Page extract:
········

I can’t remember a time since I started seventh grade when I didn’t want to lose weight. I’ve been between a size six (briefly) and a size 18 (a really tight 18 because I was not going to buy size 20 clothes), but even at my lowest, I wanted to get that flat stomach which eternally eluded me.
Exercise is fairly easy for me, especially if my schedule isn’t insane because I truly love the feeling of pushing my body to the limit and sweating and improving my performance. Eating well is another story. I just love food. I love fruits and peanut butter and white bread and butter and sugar cookies with icing and sprinkles and pizza and bbq on garlic bread smothered in sauce and greasy greasy french fries and, well you get the picture. Food is a delight and a comfort to me. It’s a way to celebrate and condole and commune.
Throughout those years, there have been a handful of times where I found myself in “the zone” mentally about food. Where the desire to be healthy overwhelms the desire to get the immediate gratification of eating something that I know isn’t good for me. When I’m in “the zone” making good food choices isn’t hard. It really isn’t. The brownies in the breakroom and the cheetoes in the pantry just lose their siren song. Instead of being something I can’t have or I shouldn’t have, they become something I don’t eat. I just don’t. There’s no struggle, no decision to be made, I know in myself that I don’t eat those things and the temptation loses its power.

········

(Data excerpts)
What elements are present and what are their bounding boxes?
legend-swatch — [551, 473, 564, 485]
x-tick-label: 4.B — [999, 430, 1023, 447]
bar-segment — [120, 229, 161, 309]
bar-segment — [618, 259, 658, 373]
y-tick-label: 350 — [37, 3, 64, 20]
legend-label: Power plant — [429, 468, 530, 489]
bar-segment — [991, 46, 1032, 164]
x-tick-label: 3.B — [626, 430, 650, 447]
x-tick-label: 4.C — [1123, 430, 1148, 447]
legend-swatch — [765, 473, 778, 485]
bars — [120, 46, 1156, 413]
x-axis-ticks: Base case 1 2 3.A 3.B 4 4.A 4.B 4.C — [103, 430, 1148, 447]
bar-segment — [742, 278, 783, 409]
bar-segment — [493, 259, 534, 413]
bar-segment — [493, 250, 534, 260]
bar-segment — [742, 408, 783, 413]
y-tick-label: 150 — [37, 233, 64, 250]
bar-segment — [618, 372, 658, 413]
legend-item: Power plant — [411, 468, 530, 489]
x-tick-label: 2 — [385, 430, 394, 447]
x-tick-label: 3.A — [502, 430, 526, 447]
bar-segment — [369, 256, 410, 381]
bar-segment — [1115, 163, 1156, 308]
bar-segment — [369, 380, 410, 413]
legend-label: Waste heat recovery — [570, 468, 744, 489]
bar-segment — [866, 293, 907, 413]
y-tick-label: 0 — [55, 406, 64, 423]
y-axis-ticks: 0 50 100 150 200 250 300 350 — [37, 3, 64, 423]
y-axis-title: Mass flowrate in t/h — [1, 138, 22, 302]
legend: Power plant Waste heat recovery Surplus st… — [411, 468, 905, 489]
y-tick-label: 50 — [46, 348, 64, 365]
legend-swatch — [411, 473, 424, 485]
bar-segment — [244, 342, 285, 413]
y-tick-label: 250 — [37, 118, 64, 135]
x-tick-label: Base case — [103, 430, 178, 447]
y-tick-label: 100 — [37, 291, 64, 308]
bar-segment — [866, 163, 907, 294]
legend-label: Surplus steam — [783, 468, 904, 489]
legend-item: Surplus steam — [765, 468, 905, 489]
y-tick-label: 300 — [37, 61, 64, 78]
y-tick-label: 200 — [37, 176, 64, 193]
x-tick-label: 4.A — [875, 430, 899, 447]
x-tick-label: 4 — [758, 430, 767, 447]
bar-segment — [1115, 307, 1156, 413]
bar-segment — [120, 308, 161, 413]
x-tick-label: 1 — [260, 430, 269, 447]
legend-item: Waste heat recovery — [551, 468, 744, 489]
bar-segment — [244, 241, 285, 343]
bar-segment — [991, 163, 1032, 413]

········

Work item A:
Answer these questions about the passage on eating habits:
(i) Between which two clothing sizes has the writer been?
(ii) What three things does the writer say food is a way to do?
(iii) When the writer is in "the zone," what do the brownies in the breakroom and the cheetoes in the pantry lose?
Work item B: Duplicate the stretch of the passage on eating habits from "Exercise is fairly" through "condole and commune.".

Written response A:
(i) Between a size six and a size 18.
(ii) To celebrate, condole and commune.
(iii) Their siren song.

Written response B:
Exercise is fairly easy for me, especially if my schedule isn’t insane because I truly love the feeling of pushing my body to the limit and sweating and improving my performance. Eating well is another story. I just love food. I love fruits and peanut butter and white bread and butter and sugar cookies with icing and sprinkles and pizza and bbq on garlic bread smothered in sauce and greasy greasy french fries and, well you get the picture. Food is a delight and a comfort to me. It’s a way to celebrate and condole and commune.